> **Prompt**:
Copy the records below exactly, from the line containing "Convert this screenshot" through the last line, and leave out every picture.

[Extracts from a graphics dataset]
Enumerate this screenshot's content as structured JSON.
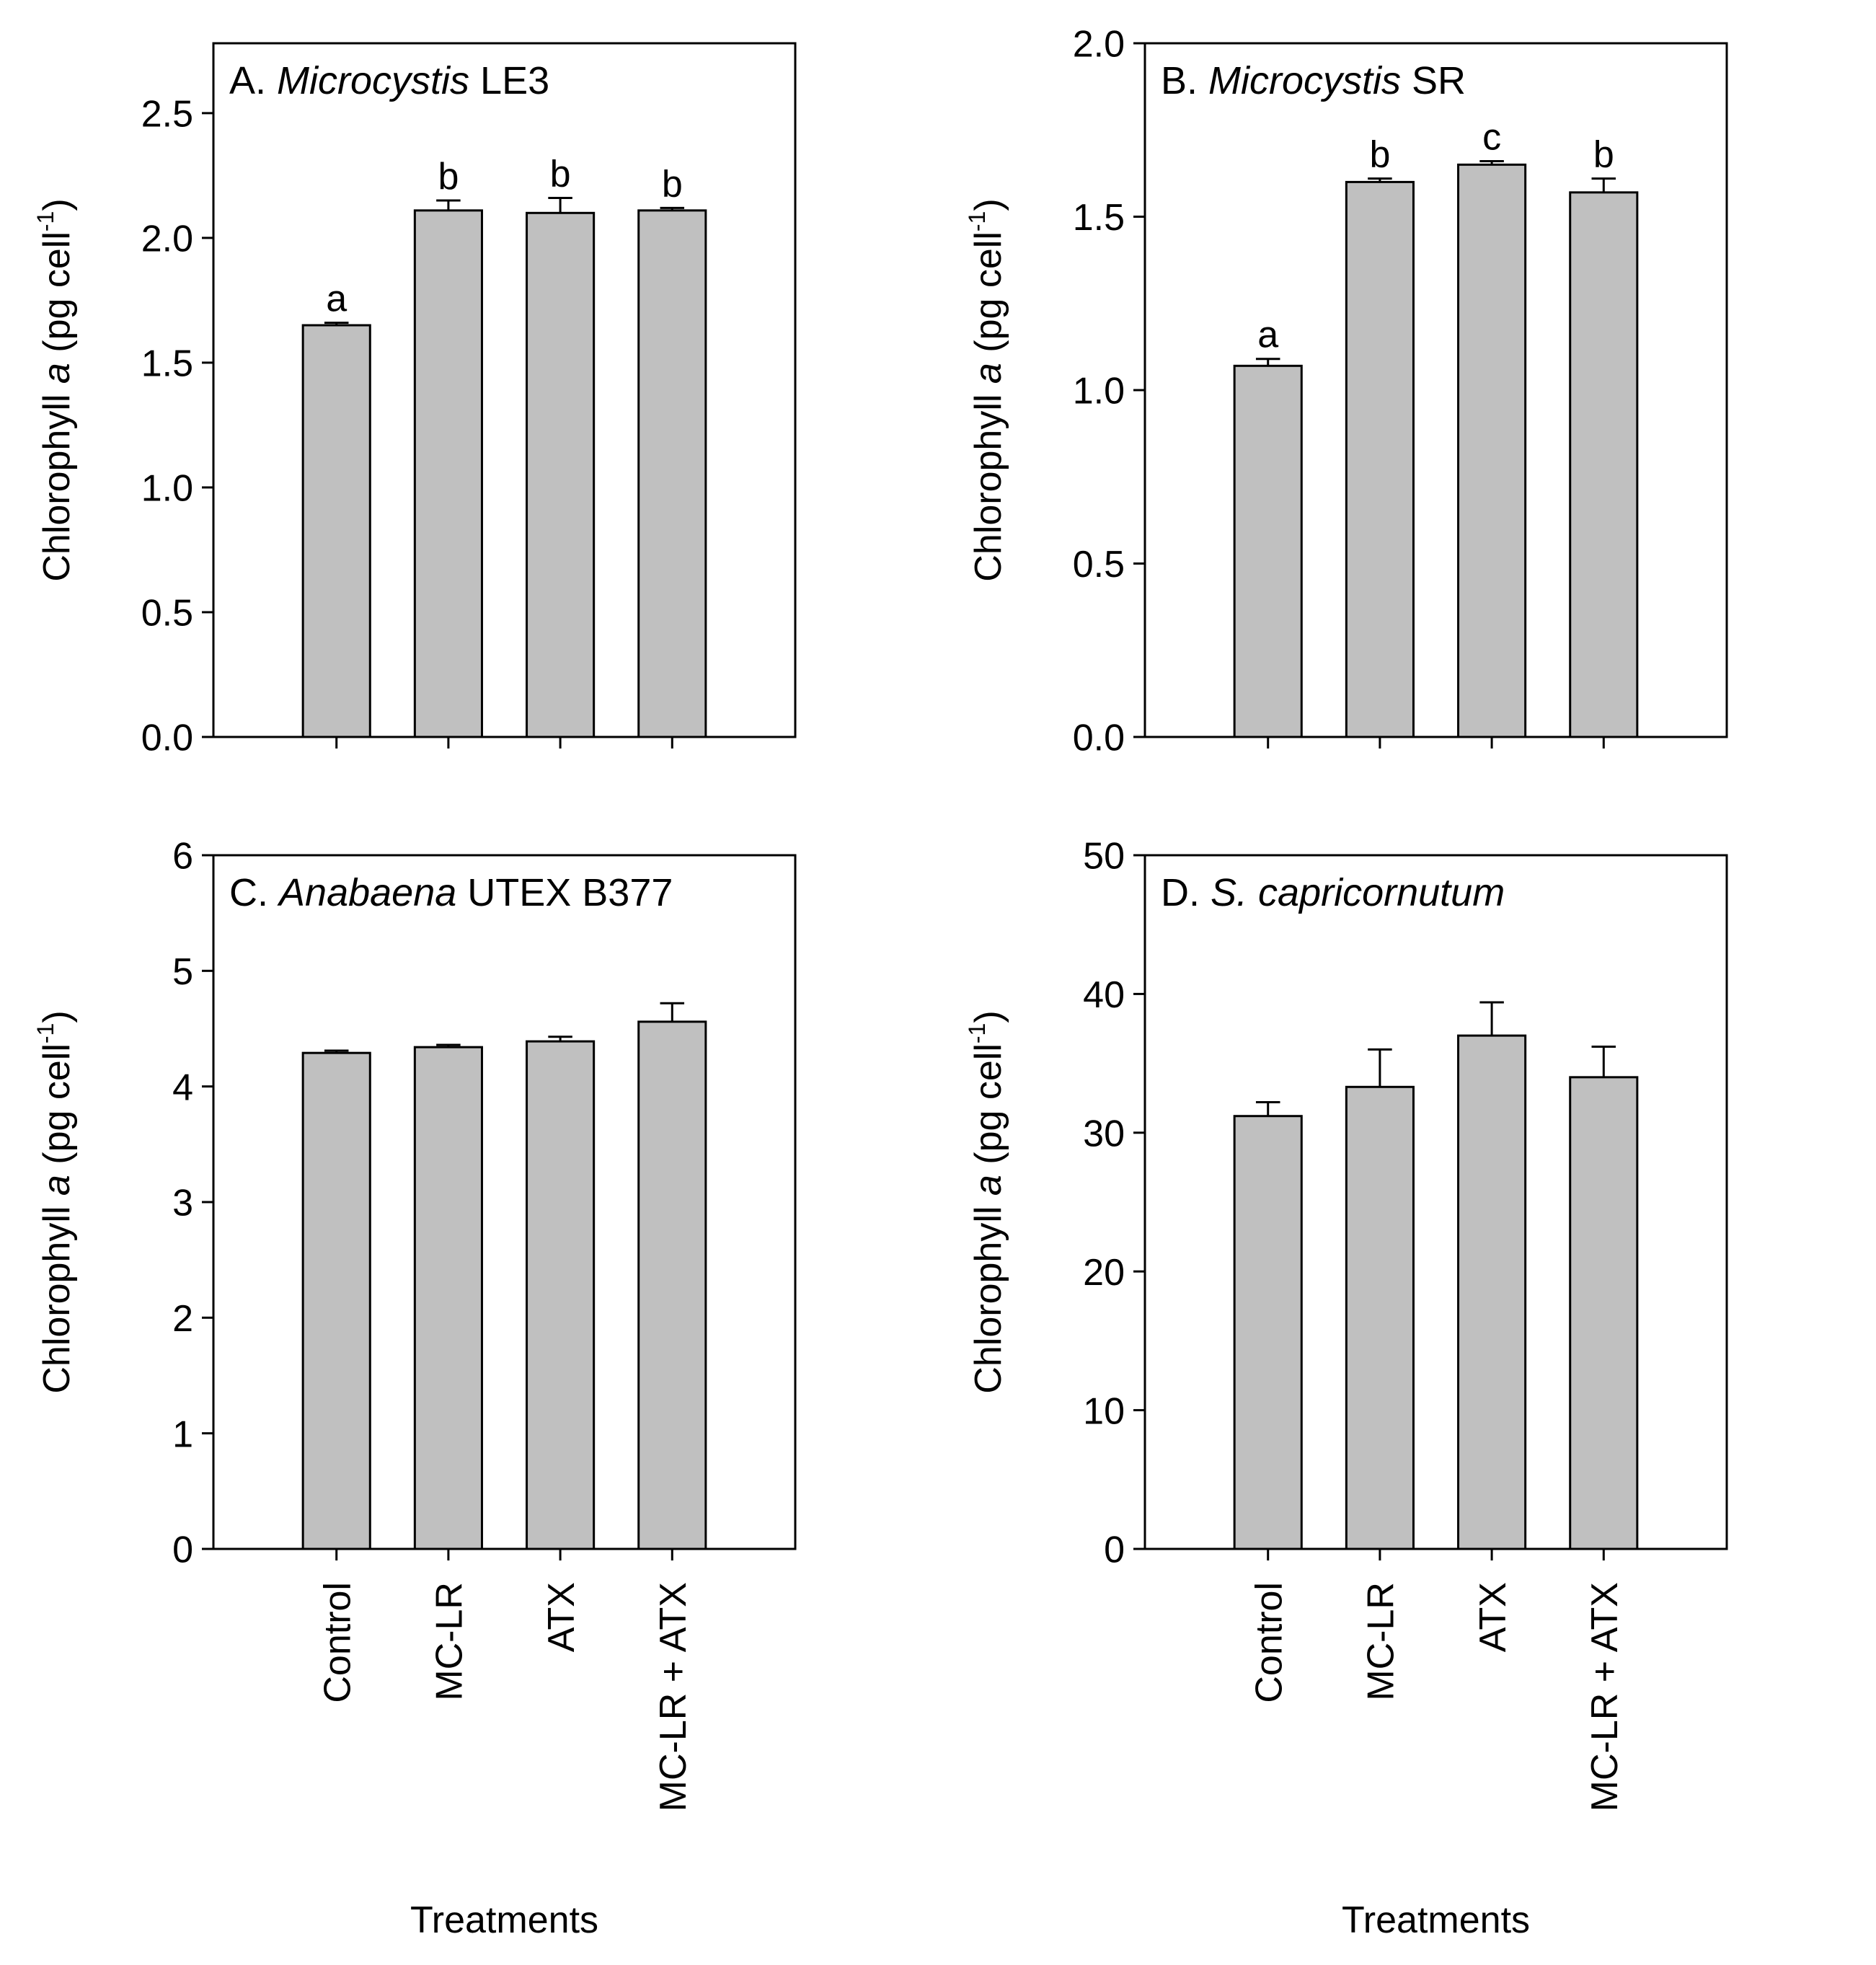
{
  "chart_data": [
    {
      "panel": "A",
      "type": "bar",
      "title_prefix": "A. ",
      "title_italic": "Microcystis",
      "title_suffix": " LE3",
      "categories": [
        "Control",
        "MC-LR",
        "ATX",
        "MC-LR + ATX"
      ],
      "values": [
        1.65,
        2.11,
        2.1,
        2.11
      ],
      "errors": [
        0.01,
        0.04,
        0.06,
        0.01
      ],
      "letters": [
        "a",
        "b",
        "b",
        "b"
      ],
      "ylim": [
        0,
        2.78
      ],
      "yticks": [
        "0.0",
        "0.5",
        "1.0",
        "1.5",
        "2.0",
        "2.5"
      ],
      "ytick_values": [
        0,
        0.5,
        1.0,
        1.5,
        2.0,
        2.5
      ],
      "ylabel": {
        "pre": "Chlorophyll ",
        "italic": "a",
        "post": " (pg cell",
        "sup": "-1",
        "close": ")"
      },
      "show_xticklabels": false,
      "xlabel": "",
      "bar_color": "#c0c0c0"
    },
    {
      "panel": "B",
      "type": "bar",
      "title_prefix": "B. ",
      "title_italic": "Microcystis",
      "title_suffix": " SR",
      "categories": [
        "Control",
        "MC-LR",
        "ATX",
        "MC-LR + ATX"
      ],
      "values": [
        1.07,
        1.6,
        1.65,
        1.57
      ],
      "errors": [
        0.02,
        0.01,
        0.01,
        0.04
      ],
      "letters": [
        "a",
        "b",
        "c",
        "b"
      ],
      "ylim": [
        0,
        2.0
      ],
      "yticks": [
        "0.0",
        "0.5",
        "1.0",
        "1.5",
        "2.0"
      ],
      "ytick_values": [
        0,
        0.5,
        1.0,
        1.5,
        2.0
      ],
      "ylabel": {
        "pre": "Chlorophyll ",
        "italic": "a",
        "post": " (pg cell",
        "sup": "-1",
        "close": ")"
      },
      "show_xticklabels": false,
      "xlabel": "",
      "bar_color": "#c0c0c0"
    },
    {
      "panel": "C",
      "type": "bar",
      "title_prefix": "C. ",
      "title_italic": "Anabaena",
      "title_suffix": " UTEX B377",
      "categories": [
        "Control",
        "MC-LR",
        "ATX",
        "MC-LR + ATX"
      ],
      "values": [
        4.29,
        4.34,
        4.39,
        4.56
      ],
      "errors": [
        0.02,
        0.02,
        0.04,
        0.16
      ],
      "letters": [
        "",
        "",
        "",
        ""
      ],
      "ylim": [
        0,
        6
      ],
      "yticks": [
        "0",
        "1",
        "2",
        "3",
        "4",
        "5",
        "6"
      ],
      "ytick_values": [
        0,
        1,
        2,
        3,
        4,
        5,
        6
      ],
      "ylabel": {
        "pre": "Chlorophyll ",
        "italic": "a",
        "post": " (pg cell",
        "sup": "-1",
        "close": ")"
      },
      "show_xticklabels": true,
      "xlabel": "Treatments",
      "bar_color": "#c0c0c0"
    },
    {
      "panel": "D",
      "type": "bar",
      "title_prefix": "D. ",
      "title_italic": "S. capricornutum",
      "title_suffix": "",
      "categories": [
        "Control",
        "MC-LR",
        "ATX",
        "MC-LR + ATX"
      ],
      "values": [
        31.2,
        33.3,
        37.0,
        34.0
      ],
      "errors": [
        1.0,
        2.7,
        2.4,
        2.2
      ],
      "letters": [
        "",
        "",
        "",
        ""
      ],
      "ylim": [
        0,
        50
      ],
      "yticks": [
        "0",
        "10",
        "20",
        "30",
        "40",
        "50"
      ],
      "ytick_values": [
        0,
        10,
        20,
        30,
        40,
        50
      ],
      "ylabel": {
        "pre": "Chlorophyll ",
        "italic": "a",
        "post": " (pg cell",
        "sup": "-1",
        "close": ")"
      },
      "show_xticklabels": true,
      "xlabel": "Treatments",
      "bar_color": "#c0c0c0"
    }
  ]
}
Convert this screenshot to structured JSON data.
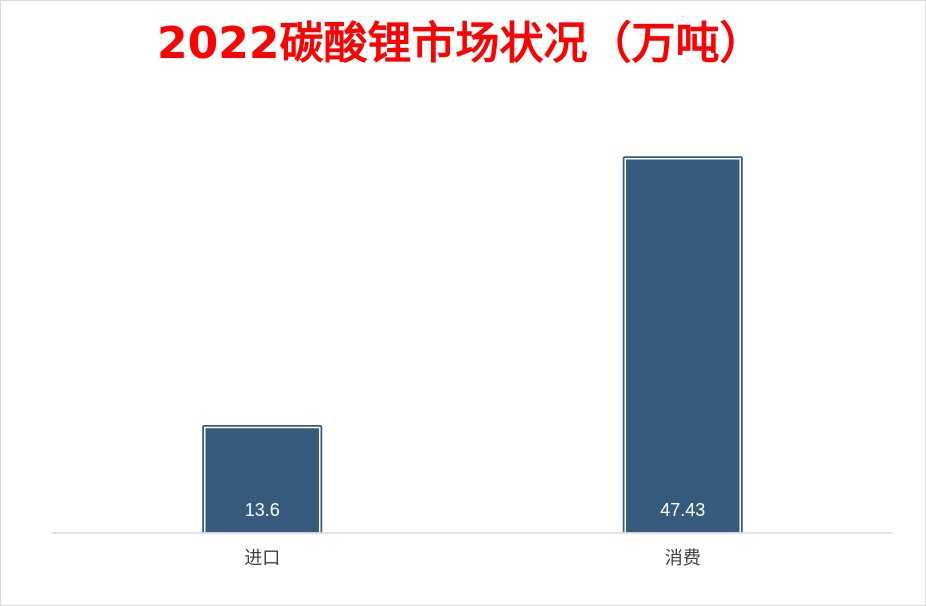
{
  "chart_data": {
    "type": "bar",
    "title": "2022碳酸锂市场状况（万吨）",
    "categories": [
      "进口",
      "消费"
    ],
    "values": [
      13.6,
      47.43
    ],
    "value_labels": [
      "13.6",
      "47.43"
    ],
    "ylim": [
      0,
      53
    ],
    "grid": false,
    "legend": "none",
    "colors": {
      "title": "#ff0000",
      "bar_fill": "#375a7f",
      "bar_outline": "#ffffff",
      "axis": "#d9d9d9",
      "data_label": "#ffffff",
      "tick_label": "#404040"
    }
  }
}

> **Reply to the exercise**:
Convert this screenshot to structured JSON data.
{
  "chart_data": {
    "type": "bar",
    "title": "2022碳酸锂市场状况（万吨）",
    "categories": [
      "进口",
      "消费"
    ],
    "values": [
      13.6,
      47.43
    ],
    "value_labels": [
      "13.6",
      "47.43"
    ],
    "ylim": [
      0,
      53
    ],
    "grid": false,
    "legend": "none",
    "colors": {
      "title": "#ff0000",
      "bar_fill": "#375a7f",
      "bar_outline": "#ffffff",
      "axis": "#d9d9d9",
      "data_label": "#ffffff",
      "tick_label": "#404040"
    }
  }
}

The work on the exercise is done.